## Entries
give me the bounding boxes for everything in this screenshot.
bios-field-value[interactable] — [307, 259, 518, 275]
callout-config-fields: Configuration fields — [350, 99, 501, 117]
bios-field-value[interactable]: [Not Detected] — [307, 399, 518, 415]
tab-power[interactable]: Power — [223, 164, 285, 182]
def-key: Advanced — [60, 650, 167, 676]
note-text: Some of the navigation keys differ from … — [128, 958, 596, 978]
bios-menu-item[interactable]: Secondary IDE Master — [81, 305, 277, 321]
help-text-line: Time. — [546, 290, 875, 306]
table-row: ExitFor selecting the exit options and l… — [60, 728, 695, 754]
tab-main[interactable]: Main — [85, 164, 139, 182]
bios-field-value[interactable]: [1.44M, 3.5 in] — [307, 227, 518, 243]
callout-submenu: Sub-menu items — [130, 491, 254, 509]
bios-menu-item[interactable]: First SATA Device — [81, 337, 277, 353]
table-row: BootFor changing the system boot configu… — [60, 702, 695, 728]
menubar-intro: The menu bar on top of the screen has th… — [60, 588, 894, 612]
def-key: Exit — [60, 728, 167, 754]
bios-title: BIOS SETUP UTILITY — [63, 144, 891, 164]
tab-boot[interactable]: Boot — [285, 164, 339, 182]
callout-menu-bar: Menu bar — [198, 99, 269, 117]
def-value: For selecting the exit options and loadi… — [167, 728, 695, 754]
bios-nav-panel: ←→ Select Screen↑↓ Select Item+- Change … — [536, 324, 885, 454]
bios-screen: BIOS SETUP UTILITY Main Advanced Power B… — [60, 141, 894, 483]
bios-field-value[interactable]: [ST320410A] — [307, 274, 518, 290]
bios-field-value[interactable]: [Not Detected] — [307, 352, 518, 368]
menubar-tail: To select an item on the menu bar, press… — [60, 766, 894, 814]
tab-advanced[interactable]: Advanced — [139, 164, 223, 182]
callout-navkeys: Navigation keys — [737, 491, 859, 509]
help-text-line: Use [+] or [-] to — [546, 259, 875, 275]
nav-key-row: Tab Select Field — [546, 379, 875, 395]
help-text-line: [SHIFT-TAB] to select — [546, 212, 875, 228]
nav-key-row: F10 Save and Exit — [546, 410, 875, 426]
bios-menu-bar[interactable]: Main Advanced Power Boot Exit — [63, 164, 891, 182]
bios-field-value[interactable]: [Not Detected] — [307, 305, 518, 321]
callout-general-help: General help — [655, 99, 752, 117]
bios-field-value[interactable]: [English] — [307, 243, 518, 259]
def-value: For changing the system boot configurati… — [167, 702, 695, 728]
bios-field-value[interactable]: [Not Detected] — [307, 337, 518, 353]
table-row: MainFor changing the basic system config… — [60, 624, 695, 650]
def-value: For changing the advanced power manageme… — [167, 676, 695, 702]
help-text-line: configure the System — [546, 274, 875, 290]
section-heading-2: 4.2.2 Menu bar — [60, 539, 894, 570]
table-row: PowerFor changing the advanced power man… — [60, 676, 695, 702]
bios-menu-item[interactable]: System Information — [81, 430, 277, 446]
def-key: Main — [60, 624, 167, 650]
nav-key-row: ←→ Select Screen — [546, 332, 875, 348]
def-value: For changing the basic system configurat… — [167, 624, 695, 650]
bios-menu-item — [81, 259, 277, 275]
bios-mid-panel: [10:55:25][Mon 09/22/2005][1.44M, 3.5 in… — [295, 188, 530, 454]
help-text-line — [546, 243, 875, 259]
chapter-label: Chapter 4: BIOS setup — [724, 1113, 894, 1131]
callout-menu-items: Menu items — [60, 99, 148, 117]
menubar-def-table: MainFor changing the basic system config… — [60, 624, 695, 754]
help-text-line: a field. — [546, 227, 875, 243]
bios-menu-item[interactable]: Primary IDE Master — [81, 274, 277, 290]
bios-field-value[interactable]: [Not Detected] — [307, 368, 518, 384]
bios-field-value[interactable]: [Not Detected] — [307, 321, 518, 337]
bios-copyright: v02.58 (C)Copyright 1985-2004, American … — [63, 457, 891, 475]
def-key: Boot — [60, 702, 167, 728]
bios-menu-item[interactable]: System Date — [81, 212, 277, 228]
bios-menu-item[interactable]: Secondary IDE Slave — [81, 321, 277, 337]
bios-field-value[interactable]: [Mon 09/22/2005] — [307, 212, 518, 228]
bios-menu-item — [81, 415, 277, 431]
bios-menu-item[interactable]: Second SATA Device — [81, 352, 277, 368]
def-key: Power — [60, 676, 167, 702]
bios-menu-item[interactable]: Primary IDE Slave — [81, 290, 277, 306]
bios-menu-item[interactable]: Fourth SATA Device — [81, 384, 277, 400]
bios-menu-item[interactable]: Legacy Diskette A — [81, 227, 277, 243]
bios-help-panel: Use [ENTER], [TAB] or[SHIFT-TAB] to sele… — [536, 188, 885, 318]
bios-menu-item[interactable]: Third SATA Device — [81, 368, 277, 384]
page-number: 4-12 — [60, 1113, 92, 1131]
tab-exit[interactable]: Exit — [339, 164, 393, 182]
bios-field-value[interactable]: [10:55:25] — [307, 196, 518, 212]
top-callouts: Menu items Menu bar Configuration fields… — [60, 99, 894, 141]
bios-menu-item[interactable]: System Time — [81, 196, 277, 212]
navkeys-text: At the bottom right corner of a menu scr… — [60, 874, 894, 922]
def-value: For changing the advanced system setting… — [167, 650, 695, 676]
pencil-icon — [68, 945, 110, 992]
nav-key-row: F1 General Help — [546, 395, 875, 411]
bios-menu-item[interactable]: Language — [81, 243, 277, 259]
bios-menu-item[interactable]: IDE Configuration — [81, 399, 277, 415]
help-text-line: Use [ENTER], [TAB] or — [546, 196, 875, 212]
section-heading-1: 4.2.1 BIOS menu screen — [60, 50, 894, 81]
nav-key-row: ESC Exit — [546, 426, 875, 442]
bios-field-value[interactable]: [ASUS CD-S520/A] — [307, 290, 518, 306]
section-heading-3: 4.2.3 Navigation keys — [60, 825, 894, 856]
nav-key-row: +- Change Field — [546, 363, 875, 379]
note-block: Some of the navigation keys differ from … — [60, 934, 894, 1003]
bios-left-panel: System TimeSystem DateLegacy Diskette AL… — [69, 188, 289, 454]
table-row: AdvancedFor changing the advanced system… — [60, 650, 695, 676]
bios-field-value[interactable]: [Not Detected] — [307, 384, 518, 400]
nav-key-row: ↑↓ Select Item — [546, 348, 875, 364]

## Task
Copy every item above verbatim, keeping each line and the order of the lines unchanged.

## Response to the task
give me the bounding boxes for everything in this screenshot.
bios-field-value[interactable] — [307, 259, 518, 275]
callout-config-fields: Configuration fields — [350, 99, 501, 117]
bios-field-value[interactable]: [Not Detected] — [307, 399, 518, 415]
tab-power[interactable]: Power — [223, 164, 285, 182]
def-key: Advanced — [60, 650, 167, 676]
note-text: Some of the navigation keys differ from … — [128, 958, 596, 978]
bios-menu-item[interactable]: Secondary IDE Master — [81, 305, 277, 321]
help-text-line: Time. — [546, 290, 875, 306]
table-row: ExitFor selecting the exit options and l… — [60, 728, 695, 754]
tab-main[interactable]: Main — [85, 164, 139, 182]
bios-field-value[interactable]: [1.44M, 3.5 in] — [307, 227, 518, 243]
callout-submenu: Sub-menu items — [130, 491, 254, 509]
bios-menu-item[interactable]: First SATA Device — [81, 337, 277, 353]
table-row: BootFor changing the system boot configu… — [60, 702, 695, 728]
menubar-intro: The menu bar on top of the screen has th… — [60, 588, 894, 612]
def-key: Exit — [60, 728, 167, 754]
bios-title: BIOS SETUP UTILITY — [63, 144, 891, 164]
tab-boot[interactable]: Boot — [285, 164, 339, 182]
callout-menu-bar: Menu bar — [198, 99, 269, 117]
def-value: For selecting the exit options and loadi… — [167, 728, 695, 754]
bios-nav-panel: ←→ Select Screen↑↓ Select Item+- Change … — [536, 324, 885, 454]
bios-screen: BIOS SETUP UTILITY Main Advanced Power B… — [60, 141, 894, 483]
bios-field-value[interactable]: [ST320410A] — [307, 274, 518, 290]
bios-field-value[interactable]: [Not Detected] — [307, 352, 518, 368]
menubar-tail: To select an item on the menu bar, press… — [60, 766, 894, 814]
tab-advanced[interactable]: Advanced — [139, 164, 223, 182]
callout-navkeys: Navigation keys — [737, 491, 859, 509]
help-text-line: Use [+] or [-] to — [546, 259, 875, 275]
nav-key-row: Tab Select Field — [546, 379, 875, 395]
help-text-line: [SHIFT-TAB] to select — [546, 212, 875, 228]
nav-key-row: F10 Save and Exit — [546, 410, 875, 426]
bios-menu-bar[interactable]: Main Advanced Power Boot Exit — [63, 164, 891, 182]
bios-field-value[interactable]: [Not Detected] — [307, 305, 518, 321]
callout-general-help: General help — [655, 99, 752, 117]
bios-field-value[interactable]: [English] — [307, 243, 518, 259]
def-value: For changing the system boot configurati… — [167, 702, 695, 728]
bios-field-value[interactable]: [Not Detected] — [307, 337, 518, 353]
table-row: MainFor changing the basic system config… — [60, 624, 695, 650]
def-value: For changing the advanced power manageme… — [167, 676, 695, 702]
help-text-line: configure the System — [546, 274, 875, 290]
section-heading-2: 4.2.2 Menu bar — [60, 539, 894, 570]
table-row: PowerFor changing the advanced power man… — [60, 676, 695, 702]
bios-menu-item[interactable]: System Information — [81, 430, 277, 446]
def-key: Main — [60, 624, 167, 650]
nav-key-row: ←→ Select Screen — [546, 332, 875, 348]
def-value: For changing the basic system configurat… — [167, 624, 695, 650]
bios-menu-item — [81, 259, 277, 275]
bios-mid-panel: [10:55:25][Mon 09/22/2005][1.44M, 3.5 in… — [295, 188, 530, 454]
help-text-line — [546, 243, 875, 259]
chapter-label: Chapter 4: BIOS setup — [724, 1113, 894, 1131]
callout-menu-items: Menu items — [60, 99, 148, 117]
menubar-def-table: MainFor changing the basic system config… — [60, 624, 695, 754]
help-text-line: a field. — [546, 227, 875, 243]
bios-menu-item[interactable]: Primary IDE Master — [81, 274, 277, 290]
bios-field-value[interactable]: [Not Detected] — [307, 368, 518, 384]
bios-field-value[interactable]: [Not Detected] — [307, 321, 518, 337]
bios-copyright: v02.58 (C)Copyright 1985-2004, American … — [63, 457, 891, 475]
def-key: Boot — [60, 702, 167, 728]
bios-menu-item[interactable]: System Date — [81, 212, 277, 228]
bios-menu-item[interactable]: Secondary IDE Slave — [81, 321, 277, 337]
bios-field-value[interactable]: [Mon 09/22/2005] — [307, 212, 518, 228]
bios-menu-item — [81, 415, 277, 431]
bios-menu-item[interactable]: Second SATA Device — [81, 352, 277, 368]
def-key: Power — [60, 676, 167, 702]
bios-menu-item[interactable]: Primary IDE Slave — [81, 290, 277, 306]
bios-menu-item[interactable]: Fourth SATA Device — [81, 384, 277, 400]
bios-menu-item[interactable]: Legacy Diskette A — [81, 227, 277, 243]
bios-help-panel: Use [ENTER], [TAB] or[SHIFT-TAB] to sele… — [536, 188, 885, 318]
bios-menu-item[interactable]: Third SATA Device — [81, 368, 277, 384]
page-number: 4-12 — [60, 1113, 92, 1131]
tab-exit[interactable]: Exit — [339, 164, 393, 182]
bios-field-value[interactable]: [10:55:25] — [307, 196, 518, 212]
top-callouts: Menu items Menu bar Configuration fields… — [60, 99, 894, 141]
bios-menu-item[interactable]: System Time — [81, 196, 277, 212]
navkeys-text: At the bottom right corner of a menu scr… — [60, 874, 894, 922]
def-value: For changing the advanced system setting… — [167, 650, 695, 676]
pencil-icon — [68, 945, 110, 992]
nav-key-row: F1 General Help — [546, 395, 875, 411]
bios-menu-item[interactable]: Language — [81, 243, 277, 259]
bios-menu-item[interactable]: IDE Configuration — [81, 399, 277, 415]
help-text-line: Use [ENTER], [TAB] or — [546, 196, 875, 212]
section-heading-1: 4.2.1 BIOS menu screen — [60, 50, 894, 81]
nav-key-row: ESC Exit — [546, 426, 875, 442]
bios-field-value[interactable]: [ASUS CD-S520/A] — [307, 290, 518, 306]
section-heading-3: 4.2.3 Navigation keys — [60, 825, 894, 856]
nav-key-row: +- Change Field — [546, 363, 875, 379]
note-block: Some of the navigation keys differ from … — [60, 934, 894, 1003]
bios-left-panel: System TimeSystem DateLegacy Diskette AL… — [69, 188, 289, 454]
table-row: AdvancedFor changing the advanced system… — [60, 650, 695, 676]
bios-field-value[interactable]: [Not Detected] — [307, 384, 518, 400]
nav-key-row: ↑↓ Select Item — [546, 348, 875, 364]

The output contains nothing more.